» Given instruction
Repeat all entries exactly.

» Provided entries
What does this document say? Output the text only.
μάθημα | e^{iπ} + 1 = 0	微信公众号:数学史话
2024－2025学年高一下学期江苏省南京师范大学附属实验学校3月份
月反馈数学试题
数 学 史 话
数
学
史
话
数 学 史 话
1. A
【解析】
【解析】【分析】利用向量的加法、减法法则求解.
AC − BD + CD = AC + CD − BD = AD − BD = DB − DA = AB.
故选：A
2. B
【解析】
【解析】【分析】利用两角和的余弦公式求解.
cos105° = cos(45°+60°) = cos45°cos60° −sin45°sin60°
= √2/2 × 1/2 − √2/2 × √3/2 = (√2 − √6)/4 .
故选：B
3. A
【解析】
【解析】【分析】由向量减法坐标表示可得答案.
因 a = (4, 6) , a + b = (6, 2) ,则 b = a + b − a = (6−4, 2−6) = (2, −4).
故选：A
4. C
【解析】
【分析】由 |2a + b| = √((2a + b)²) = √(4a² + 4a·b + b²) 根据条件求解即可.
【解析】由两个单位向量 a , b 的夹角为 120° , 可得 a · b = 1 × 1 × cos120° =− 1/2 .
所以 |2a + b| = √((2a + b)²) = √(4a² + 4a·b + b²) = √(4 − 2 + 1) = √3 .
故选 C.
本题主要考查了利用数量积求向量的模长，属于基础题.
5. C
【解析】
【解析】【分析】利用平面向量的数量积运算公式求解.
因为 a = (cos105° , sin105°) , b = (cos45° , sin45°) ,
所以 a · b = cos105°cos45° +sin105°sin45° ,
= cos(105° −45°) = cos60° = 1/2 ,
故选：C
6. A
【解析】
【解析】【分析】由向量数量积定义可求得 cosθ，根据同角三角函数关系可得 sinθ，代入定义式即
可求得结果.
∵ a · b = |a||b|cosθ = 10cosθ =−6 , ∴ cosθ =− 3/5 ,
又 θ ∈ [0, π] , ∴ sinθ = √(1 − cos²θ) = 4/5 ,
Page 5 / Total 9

» Answer
What does this document say? Output the text only.
μάθημα | e^{iπ} + 1 = 0	微信公众号:数学史话
2024－2025学年高一下学期江苏省南京师范大学附属实验学校3月份
月反馈数学试题
数 学 史 话
数
学
史
话
数 学 史 话
1. A
【解析】
【解析】【分析】利用向量的加法、减法法则求解.
AC − BD + CD = AC + CD − BD = AD − BD = DB − DA = AB.
故选：A
2. B
【解析】
【解析】【分析】利用两角和的余弦公式求解.
cos105° = cos(45°+60°) = cos45°cos60° −sin45°sin60°
= √2/2 × 1/2 − √2/2 × √3/2 = (√2 − √6)/4 .
故选：B
3. A
【解析】
【解析】【分析】由向量减法坐标表示可得答案.
因 a = (4, 6) , a + b = (6, 2) ,则 b = a + b − a = (6−4, 2−6) = (2, −4).
故选：A
4. C
【解析】
【分析】由 |2a + b| = √((2a + b)²) = √(4a² + 4a·b + b²) 根据条件求解即可.
【解析】由两个单位向量 a , b 的夹角为 120° , 可得 a · b = 1 × 1 × cos120° =− 1/2 .
所以 |2a + b| = √((2a + b)²) = √(4a² + 4a·b + b²) = √(4 − 2 + 1) = √3 .
故选 C.
本题主要考查了利用数量积求向量的模长，属于基础题.
5. C
【解析】
【解析】【分析】利用平面向量的数量积运算公式求解.
因为 a = (cos105° , sin105°) , b = (cos45° , sin45°) ,
所以 a · b = cos105°cos45° +sin105°sin45° ,
= cos(105° −45°) = cos60° = 1/2 ,
故选：C
6. A
【解析】
【解析】【分析】由向量数量积定义可求得 cosθ，根据同角三角函数关系可得 sinθ，代入定义式即
可求得结果.
∵ a · b = |a||b|cosθ = 10cosθ =−6 , ∴ cosθ =− 3/5 ,
又 θ ∈ [0, π] , ∴ sinθ = √(1 − cos²θ) = 4/5 ,
Page 5 / Total 9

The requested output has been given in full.